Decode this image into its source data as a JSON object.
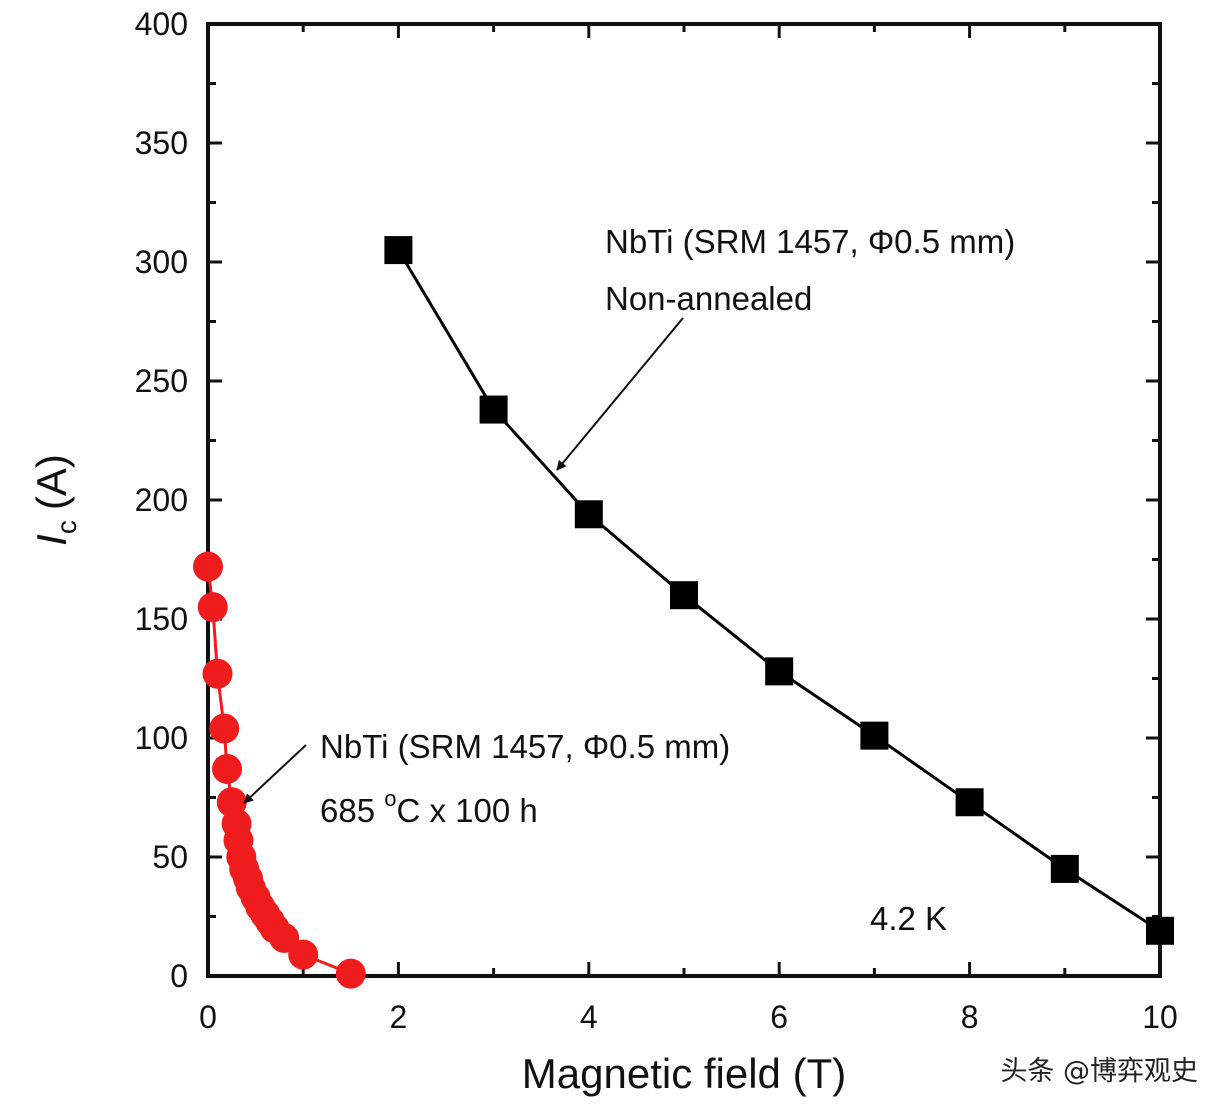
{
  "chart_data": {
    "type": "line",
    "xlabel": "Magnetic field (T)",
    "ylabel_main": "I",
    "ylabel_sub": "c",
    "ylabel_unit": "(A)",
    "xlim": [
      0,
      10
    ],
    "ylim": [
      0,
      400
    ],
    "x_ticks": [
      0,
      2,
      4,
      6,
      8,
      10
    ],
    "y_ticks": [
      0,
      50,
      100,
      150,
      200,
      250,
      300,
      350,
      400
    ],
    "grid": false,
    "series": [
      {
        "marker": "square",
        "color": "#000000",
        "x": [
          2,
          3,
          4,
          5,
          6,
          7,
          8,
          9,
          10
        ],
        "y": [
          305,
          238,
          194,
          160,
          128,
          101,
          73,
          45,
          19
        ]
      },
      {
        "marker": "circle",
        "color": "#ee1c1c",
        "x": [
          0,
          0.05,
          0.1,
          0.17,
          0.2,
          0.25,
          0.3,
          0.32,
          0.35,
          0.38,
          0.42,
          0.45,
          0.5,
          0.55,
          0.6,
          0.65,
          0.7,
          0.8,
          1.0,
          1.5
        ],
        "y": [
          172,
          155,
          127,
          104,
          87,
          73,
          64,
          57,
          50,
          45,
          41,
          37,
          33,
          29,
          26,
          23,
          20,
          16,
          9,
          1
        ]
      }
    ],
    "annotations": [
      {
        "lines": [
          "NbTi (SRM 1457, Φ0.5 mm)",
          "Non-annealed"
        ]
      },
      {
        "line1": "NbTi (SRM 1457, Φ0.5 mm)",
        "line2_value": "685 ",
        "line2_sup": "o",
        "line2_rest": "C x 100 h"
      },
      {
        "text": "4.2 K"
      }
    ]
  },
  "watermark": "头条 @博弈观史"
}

Exercise instructions: Reproduce every line exactly and omit all pictures.

Reply:
Decode this image into its source data as a JSON object.
{
  "chart_data": {
    "type": "line",
    "xlabel": "Magnetic field (T)",
    "ylabel_main": "I",
    "ylabel_sub": "c",
    "ylabel_unit": "(A)",
    "xlim": [
      0,
      10
    ],
    "ylim": [
      0,
      400
    ],
    "x_ticks": [
      0,
      2,
      4,
      6,
      8,
      10
    ],
    "y_ticks": [
      0,
      50,
      100,
      150,
      200,
      250,
      300,
      350,
      400
    ],
    "grid": false,
    "series": [
      {
        "marker": "square",
        "color": "#000000",
        "x": [
          2,
          3,
          4,
          5,
          6,
          7,
          8,
          9,
          10
        ],
        "y": [
          305,
          238,
          194,
          160,
          128,
          101,
          73,
          45,
          19
        ]
      },
      {
        "marker": "circle",
        "color": "#ee1c1c",
        "x": [
          0,
          0.05,
          0.1,
          0.17,
          0.2,
          0.25,
          0.3,
          0.32,
          0.35,
          0.38,
          0.42,
          0.45,
          0.5,
          0.55,
          0.6,
          0.65,
          0.7,
          0.8,
          1.0,
          1.5
        ],
        "y": [
          172,
          155,
          127,
          104,
          87,
          73,
          64,
          57,
          50,
          45,
          41,
          37,
          33,
          29,
          26,
          23,
          20,
          16,
          9,
          1
        ]
      }
    ],
    "annotations": [
      {
        "lines": [
          "NbTi (SRM 1457, Φ0.5 mm)",
          "Non-annealed"
        ]
      },
      {
        "line1": "NbTi (SRM 1457, Φ0.5 mm)",
        "line2_value": "685 ",
        "line2_sup": "o",
        "line2_rest": "C x 100 h"
      },
      {
        "text": "4.2 K"
      }
    ]
  },
  "watermark": "头条 @博弈观史"
}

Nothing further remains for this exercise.